# WHAT THE TASK REQUIRES
Each line that holds the word "color" counts once. Give the total number of such lines and nothing else.

# MATERIAL SHOWN
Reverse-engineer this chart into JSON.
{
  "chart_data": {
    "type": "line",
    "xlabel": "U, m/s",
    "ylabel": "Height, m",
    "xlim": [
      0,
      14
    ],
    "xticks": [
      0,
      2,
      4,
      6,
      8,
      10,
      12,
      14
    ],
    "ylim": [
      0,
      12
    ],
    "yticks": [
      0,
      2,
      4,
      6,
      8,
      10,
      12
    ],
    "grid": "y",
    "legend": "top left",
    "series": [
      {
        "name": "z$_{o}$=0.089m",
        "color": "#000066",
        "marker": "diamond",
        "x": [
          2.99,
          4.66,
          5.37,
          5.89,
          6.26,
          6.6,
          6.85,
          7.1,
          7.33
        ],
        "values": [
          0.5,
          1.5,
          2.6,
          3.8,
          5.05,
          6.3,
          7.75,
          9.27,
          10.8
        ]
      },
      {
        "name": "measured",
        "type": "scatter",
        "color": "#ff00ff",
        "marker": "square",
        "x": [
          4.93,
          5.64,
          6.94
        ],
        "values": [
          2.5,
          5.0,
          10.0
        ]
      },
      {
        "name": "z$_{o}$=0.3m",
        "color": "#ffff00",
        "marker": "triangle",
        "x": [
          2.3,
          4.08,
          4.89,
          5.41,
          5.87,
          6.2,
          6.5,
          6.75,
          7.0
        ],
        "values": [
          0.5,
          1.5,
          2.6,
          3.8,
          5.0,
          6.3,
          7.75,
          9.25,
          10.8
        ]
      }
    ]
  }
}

# RESULT OF THIS EXERCISE
3